** Aim of the exercise **
Make an exact copy of all the material below, apart from the pictures.

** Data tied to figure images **

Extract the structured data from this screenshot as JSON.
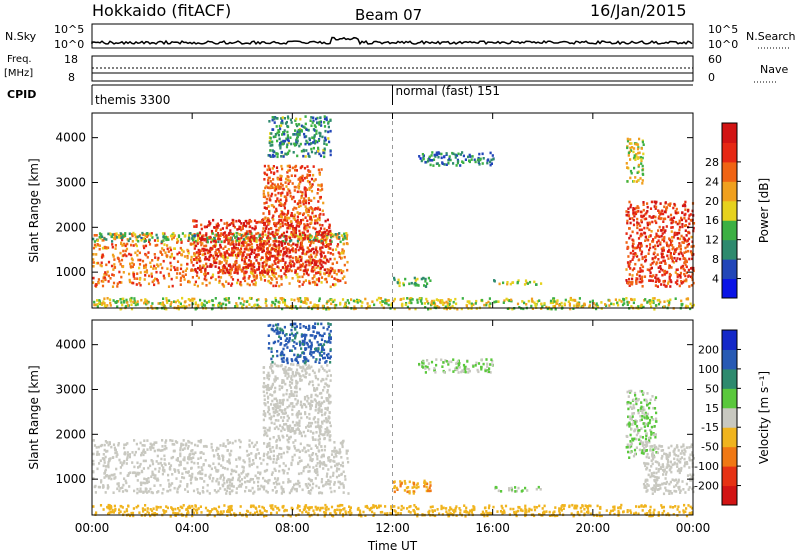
{
  "header": {
    "station": "Hokkaido (fitACF)",
    "beam": "Beam 07",
    "date": "16/Jan/2015"
  },
  "strips": {
    "nsky": {
      "label": "N.Sky",
      "tick_top": "10^5",
      "tick_bottom": "10^0",
      "right_tick_top": "10^5",
      "right_tick_bottom": "10^0",
      "right_label": "N.Search"
    },
    "freq": {
      "label_line1": "Freq.",
      "label_line2": "[MHz]",
      "tick_top": "18",
      "tick_bottom": "8",
      "right_tick_top": "60",
      "right_tick_bottom": "0",
      "right_label": "Nave"
    },
    "cpid": {
      "label": "CPID",
      "segments": [
        {
          "label": "themis 3300",
          "start_h": 0,
          "end_h": 12
        },
        {
          "label": "normal (fast) 151",
          "start_h": 12,
          "end_h": 24
        }
      ]
    }
  },
  "colorbars": {
    "power": {
      "label": "Power [dB]",
      "ticks": [
        "4",
        "8",
        "12",
        "16",
        "20",
        "24",
        "28"
      ],
      "colors": [
        "#0a14e6",
        "#2246b8",
        "#2e8a6e",
        "#3cb043",
        "#e6d21e",
        "#f0a01e",
        "#f06414",
        "#e62814",
        "#d21414"
      ]
    },
    "velocity": {
      "label": "Velocity [m s⁻¹]",
      "ticks": [
        "200",
        "100",
        "50",
        "15",
        "-15",
        "-50",
        "-100",
        "-200"
      ],
      "colors": [
        "#1428c8",
        "#285ab4",
        "#2e8a6e",
        "#5ac83c",
        "#c8c8c0",
        "#f0b41e",
        "#f07814",
        "#e63214",
        "#d21414"
      ]
    }
  },
  "chart_data": [
    {
      "type": "heatmap",
      "title": "",
      "quantity": "Power [dB]",
      "ylabel": "Slant Range [km]",
      "xlabel": "Time UT",
      "xlim_hours": [
        0,
        24
      ],
      "ylim": [
        200,
        4550
      ],
      "yticks": [
        1000,
        2000,
        3000,
        4000
      ],
      "xtick_labels": [
        "00:00",
        "04:00",
        "08:00",
        "12:00",
        "16:00",
        "20:00",
        "00:00"
      ],
      "color_range": [
        0,
        32
      ],
      "regions": [
        {
          "t": [
            0,
            10.2
          ],
          "range": [
            700,
            1900
          ],
          "value": 22
        },
        {
          "t": [
            0,
            10.2
          ],
          "range": [
            1700,
            1900
          ],
          "value": 12
        },
        {
          "t": [
            4,
            9.5
          ],
          "range": [
            1000,
            2200
          ],
          "value": 27
        },
        {
          "t": [
            6.8,
            9.2
          ],
          "range": [
            2000,
            3400
          ],
          "value": 24
        },
        {
          "t": [
            7,
            9.5
          ],
          "range": [
            3600,
            4500
          ],
          "value": 10
        },
        {
          "t": [
            21.3,
            24
          ],
          "range": [
            700,
            2600
          ],
          "value": 26
        },
        {
          "t": [
            21.3,
            22
          ],
          "range": [
            3000,
            4000
          ],
          "value": 16
        },
        {
          "t": [
            13,
            16
          ],
          "range": [
            3400,
            3700
          ],
          "value": 8
        },
        {
          "t": [
            12,
            13.5
          ],
          "range": [
            700,
            900
          ],
          "value": 12
        },
        {
          "t": [
            16,
            18
          ],
          "range": [
            750,
            850
          ],
          "value": 14
        },
        {
          "t": [
            0,
            24
          ],
          "range": [
            200,
            450
          ],
          "value": 16
        }
      ]
    },
    {
      "type": "heatmap",
      "title": "",
      "quantity": "Velocity [m s⁻¹]",
      "ylabel": "Slant Range [km]",
      "xlabel": "Time UT",
      "xlim_hours": [
        0,
        24
      ],
      "ylim": [
        200,
        4550
      ],
      "yticks": [
        1000,
        2000,
        3000,
        4000
      ],
      "xtick_labels": [
        "00:00",
        "04:00",
        "08:00",
        "12:00",
        "16:00",
        "20:00",
        "00:00"
      ],
      "color_range": [
        -250,
        250
      ],
      "regions": [
        {
          "t": [
            0,
            10.2
          ],
          "range": [
            700,
            1900
          ],
          "value": 0
        },
        {
          "t": [
            6.8,
            9.5
          ],
          "range": [
            1900,
            3600
          ],
          "value": 0
        },
        {
          "t": [
            7,
            9.5
          ],
          "range": [
            3600,
            4500
          ],
          "value": 150
        },
        {
          "t": [
            21.3,
            22.5
          ],
          "range": [
            1500,
            3000
          ],
          "value": 30
        },
        {
          "t": [
            22,
            24
          ],
          "range": [
            700,
            1800
          ],
          "value": 0
        },
        {
          "t": [
            13,
            16
          ],
          "range": [
            3400,
            3700
          ],
          "value": 30
        },
        {
          "t": [
            12,
            13.5
          ],
          "range": [
            700,
            1000
          ],
          "value": -80
        },
        {
          "t": [
            16,
            18
          ],
          "range": [
            750,
            850
          ],
          "value": 30
        },
        {
          "t": [
            0,
            24
          ],
          "range": [
            200,
            450
          ],
          "value": -50
        }
      ]
    }
  ]
}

** Response to the exercise **
Extract the structured data from this screenshot as JSON.
{
  "header": {
    "station": "Hokkaido (fitACF)",
    "beam": "Beam 07",
    "date": "16/Jan/2015"
  },
  "strips": {
    "nsky": {
      "label": "N.Sky",
      "tick_top": "10^5",
      "tick_bottom": "10^0",
      "right_tick_top": "10^5",
      "right_tick_bottom": "10^0",
      "right_label": "N.Search"
    },
    "freq": {
      "label_line1": "Freq.",
      "label_line2": "[MHz]",
      "tick_top": "18",
      "tick_bottom": "8",
      "right_tick_top": "60",
      "right_tick_bottom": "0",
      "right_label": "Nave"
    },
    "cpid": {
      "label": "CPID",
      "segments": [
        {
          "label": "themis 3300",
          "start_h": 0,
          "end_h": 12
        },
        {
          "label": "normal (fast) 151",
          "start_h": 12,
          "end_h": 24
        }
      ]
    }
  },
  "colorbars": {
    "power": {
      "label": "Power [dB]",
      "ticks": [
        "4",
        "8",
        "12",
        "16",
        "20",
        "24",
        "28"
      ],
      "colors": [
        "#0a14e6",
        "#2246b8",
        "#2e8a6e",
        "#3cb043",
        "#e6d21e",
        "#f0a01e",
        "#f06414",
        "#e62814",
        "#d21414"
      ]
    },
    "velocity": {
      "label": "Velocity [m s⁻¹]",
      "ticks": [
        "200",
        "100",
        "50",
        "15",
        "-15",
        "-50",
        "-100",
        "-200"
      ],
      "colors": [
        "#1428c8",
        "#285ab4",
        "#2e8a6e",
        "#5ac83c",
        "#c8c8c0",
        "#f0b41e",
        "#f07814",
        "#e63214",
        "#d21414"
      ]
    }
  },
  "chart_data": [
    {
      "type": "heatmap",
      "title": "",
      "quantity": "Power [dB]",
      "ylabel": "Slant Range [km]",
      "xlabel": "Time UT",
      "xlim_hours": [
        0,
        24
      ],
      "ylim": [
        200,
        4550
      ],
      "yticks": [
        1000,
        2000,
        3000,
        4000
      ],
      "xtick_labels": [
        "00:00",
        "04:00",
        "08:00",
        "12:00",
        "16:00",
        "20:00",
        "00:00"
      ],
      "color_range": [
        0,
        32
      ],
      "regions": [
        {
          "t": [
            0,
            10.2
          ],
          "range": [
            700,
            1900
          ],
          "value": 22
        },
        {
          "t": [
            0,
            10.2
          ],
          "range": [
            1700,
            1900
          ],
          "value": 12
        },
        {
          "t": [
            4,
            9.5
          ],
          "range": [
            1000,
            2200
          ],
          "value": 27
        },
        {
          "t": [
            6.8,
            9.2
          ],
          "range": [
            2000,
            3400
          ],
          "value": 24
        },
        {
          "t": [
            7,
            9.5
          ],
          "range": [
            3600,
            4500
          ],
          "value": 10
        },
        {
          "t": [
            21.3,
            24
          ],
          "range": [
            700,
            2600
          ],
          "value": 26
        },
        {
          "t": [
            21.3,
            22
          ],
          "range": [
            3000,
            4000
          ],
          "value": 16
        },
        {
          "t": [
            13,
            16
          ],
          "range": [
            3400,
            3700
          ],
          "value": 8
        },
        {
          "t": [
            12,
            13.5
          ],
          "range": [
            700,
            900
          ],
          "value": 12
        },
        {
          "t": [
            16,
            18
          ],
          "range": [
            750,
            850
          ],
          "value": 14
        },
        {
          "t": [
            0,
            24
          ],
          "range": [
            200,
            450
          ],
          "value": 16
        }
      ]
    },
    {
      "type": "heatmap",
      "title": "",
      "quantity": "Velocity [m s⁻¹]",
      "ylabel": "Slant Range [km]",
      "xlabel": "Time UT",
      "xlim_hours": [
        0,
        24
      ],
      "ylim": [
        200,
        4550
      ],
      "yticks": [
        1000,
        2000,
        3000,
        4000
      ],
      "xtick_labels": [
        "00:00",
        "04:00",
        "08:00",
        "12:00",
        "16:00",
        "20:00",
        "00:00"
      ],
      "color_range": [
        -250,
        250
      ],
      "regions": [
        {
          "t": [
            0,
            10.2
          ],
          "range": [
            700,
            1900
          ],
          "value": 0
        },
        {
          "t": [
            6.8,
            9.5
          ],
          "range": [
            1900,
            3600
          ],
          "value": 0
        },
        {
          "t": [
            7,
            9.5
          ],
          "range": [
            3600,
            4500
          ],
          "value": 150
        },
        {
          "t": [
            21.3,
            22.5
          ],
          "range": [
            1500,
            3000
          ],
          "value": 30
        },
        {
          "t": [
            22,
            24
          ],
          "range": [
            700,
            1800
          ],
          "value": 0
        },
        {
          "t": [
            13,
            16
          ],
          "range": [
            3400,
            3700
          ],
          "value": 30
        },
        {
          "t": [
            12,
            13.5
          ],
          "range": [
            700,
            1000
          ],
          "value": -80
        },
        {
          "t": [
            16,
            18
          ],
          "range": [
            750,
            850
          ],
          "value": 30
        },
        {
          "t": [
            0,
            24
          ],
          "range": [
            200,
            450
          ],
          "value": -50
        }
      ]
    }
  ]
}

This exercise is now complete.